**THE INPUT:**
----------------------------------------

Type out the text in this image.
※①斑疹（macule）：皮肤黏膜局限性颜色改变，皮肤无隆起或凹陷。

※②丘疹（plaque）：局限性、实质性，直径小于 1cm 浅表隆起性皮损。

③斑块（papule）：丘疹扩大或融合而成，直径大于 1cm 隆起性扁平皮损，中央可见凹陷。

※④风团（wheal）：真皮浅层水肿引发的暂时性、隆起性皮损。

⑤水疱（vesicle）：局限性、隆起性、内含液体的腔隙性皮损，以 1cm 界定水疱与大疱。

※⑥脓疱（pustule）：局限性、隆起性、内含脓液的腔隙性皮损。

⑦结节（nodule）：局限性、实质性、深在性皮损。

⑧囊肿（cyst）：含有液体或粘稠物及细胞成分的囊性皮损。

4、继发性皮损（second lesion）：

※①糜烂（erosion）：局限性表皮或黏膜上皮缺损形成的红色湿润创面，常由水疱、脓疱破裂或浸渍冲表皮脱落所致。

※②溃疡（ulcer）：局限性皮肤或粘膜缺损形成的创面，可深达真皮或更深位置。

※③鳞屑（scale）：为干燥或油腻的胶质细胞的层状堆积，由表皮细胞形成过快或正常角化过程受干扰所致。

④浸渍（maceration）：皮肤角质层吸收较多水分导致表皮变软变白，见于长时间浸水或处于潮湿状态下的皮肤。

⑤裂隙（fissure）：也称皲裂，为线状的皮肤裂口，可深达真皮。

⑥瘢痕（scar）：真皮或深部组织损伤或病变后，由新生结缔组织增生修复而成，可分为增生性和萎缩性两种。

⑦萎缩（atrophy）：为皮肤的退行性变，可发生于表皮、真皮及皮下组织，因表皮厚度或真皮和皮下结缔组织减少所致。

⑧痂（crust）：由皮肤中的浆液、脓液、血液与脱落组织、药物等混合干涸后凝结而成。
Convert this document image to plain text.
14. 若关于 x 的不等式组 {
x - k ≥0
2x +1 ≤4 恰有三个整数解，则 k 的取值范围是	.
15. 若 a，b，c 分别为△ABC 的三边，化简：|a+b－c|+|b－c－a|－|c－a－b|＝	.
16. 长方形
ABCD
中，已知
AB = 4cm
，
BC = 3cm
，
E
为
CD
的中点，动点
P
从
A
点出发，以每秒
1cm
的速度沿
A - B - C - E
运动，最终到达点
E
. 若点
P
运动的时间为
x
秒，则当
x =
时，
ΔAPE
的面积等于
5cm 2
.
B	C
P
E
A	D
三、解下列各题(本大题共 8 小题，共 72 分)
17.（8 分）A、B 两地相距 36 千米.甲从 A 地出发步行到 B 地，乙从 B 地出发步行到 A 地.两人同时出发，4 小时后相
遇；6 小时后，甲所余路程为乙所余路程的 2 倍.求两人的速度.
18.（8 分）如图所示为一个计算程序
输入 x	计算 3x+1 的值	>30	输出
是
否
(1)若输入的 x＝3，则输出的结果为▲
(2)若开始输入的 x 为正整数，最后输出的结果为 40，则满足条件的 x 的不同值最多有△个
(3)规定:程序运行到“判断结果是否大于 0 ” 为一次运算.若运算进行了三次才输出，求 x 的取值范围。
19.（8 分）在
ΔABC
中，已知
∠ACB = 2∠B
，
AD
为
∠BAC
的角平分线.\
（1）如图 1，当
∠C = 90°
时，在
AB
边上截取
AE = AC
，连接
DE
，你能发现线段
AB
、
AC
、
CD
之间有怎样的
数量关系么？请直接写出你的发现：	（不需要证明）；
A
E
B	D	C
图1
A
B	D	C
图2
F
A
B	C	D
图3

----------------------------------------

**EXERCISE OBJECTIVE:** Write out every entry again, keeping each line exactly the same.

**CORRECT OUTPUT:**
Type out the text in this image.
※①斑疹（macule）：皮肤黏膜局限性颜色改变，皮肤无隆起或凹陷。

※②丘疹（plaque）：局限性、实质性，直径小于 1cm 浅表隆起性皮损。

③斑块（papule）：丘疹扩大或融合而成，直径大于 1cm 隆起性扁平皮损，中央可见凹陷。

※④风团（wheal）：真皮浅层水肿引发的暂时性、隆起性皮损。

⑤水疱（vesicle）：局限性、隆起性、内含液体的腔隙性皮损，以 1cm 界定水疱与大疱。

※⑥脓疱（pustule）：局限性、隆起性、内含脓液的腔隙性皮损。

⑦结节（nodule）：局限性、实质性、深在性皮损。

⑧囊肿（cyst）：含有液体或粘稠物及细胞成分的囊性皮损。

4、继发性皮损（second lesion）：

※①糜烂（erosion）：局限性表皮或黏膜上皮缺损形成的红色湿润创面，常由水疱、脓疱破裂或浸渍冲表皮脱落所致。

※②溃疡（ulcer）：局限性皮肤或粘膜缺损形成的创面，可深达真皮或更深位置。

※③鳞屑（scale）：为干燥或油腻的胶质细胞的层状堆积，由表皮细胞形成过快或正常角化过程受干扰所致。

④浸渍（maceration）：皮肤角质层吸收较多水分导致表皮变软变白，见于长时间浸水或处于潮湿状态下的皮肤。

⑤裂隙（fissure）：也称皲裂，为线状的皮肤裂口，可深达真皮。

⑥瘢痕（scar）：真皮或深部组织损伤或病变后，由新生结缔组织增生修复而成，可分为增生性和萎缩性两种。

⑦萎缩（atrophy）：为皮肤的退行性变，可发生于表皮、真皮及皮下组织，因表皮厚度或真皮和皮下结缔组织减少所致。

⑧痂（crust）：由皮肤中的浆液、脓液、血液与脱落组织、药物等混合干涸后凝结而成。
Convert this document image to plain text.
14. 若关于 x 的不等式组 {
x - k ≥0
2x +1 ≤4 恰有三个整数解，则 k 的取值范围是	.
15. 若 a，b，c 分别为△ABC 的三边，化简：|a+b－c|+|b－c－a|－|c－a－b|＝	.
16. 长方形
ABCD
中，已知
AB = 4cm
，
BC = 3cm
，
E
为
CD
的中点，动点
P
从
A
点出发，以每秒
1cm
的速度沿
A - B - C - E
运动，最终到达点
E
. 若点
P
运动的时间为
x
秒，则当
x =
时，
ΔAPE
的面积等于
5cm 2
.
B	C
P
E
A	D
三、解下列各题(本大题共 8 小题，共 72 分)
17.（8 分）A、B 两地相距 36 千米.甲从 A 地出发步行到 B 地，乙从 B 地出发步行到 A 地.两人同时出发，4 小时后相
遇；6 小时后，甲所余路程为乙所余路程的 2 倍.求两人的速度.
18.（8 分）如图所示为一个计算程序
输入 x	计算 3x+1 的值	>30	输出
是
否
(1)若输入的 x＝3，则输出的结果为▲
(2)若开始输入的 x 为正整数，最后输出的结果为 40，则满足条件的 x 的不同值最多有△个
(3)规定:程序运行到“判断结果是否大于 0 ” 为一次运算.若运算进行了三次才输出，求 x 的取值范围。
19.（8 分）在
ΔABC
中，已知
∠ACB = 2∠B
，
AD
为
∠BAC
的角平分线.\
（1）如图 1，当
∠C = 90°
时，在
AB
边上截取
AE = AC
，连接
DE
，你能发现线段
AB
、
AC
、
CD
之间有怎样的
数量关系么？请直接写出你的发现：	（不需要证明）；
A
E
B	D	C
图1
A
B	D	C
图2
F
A
B	C	D
图3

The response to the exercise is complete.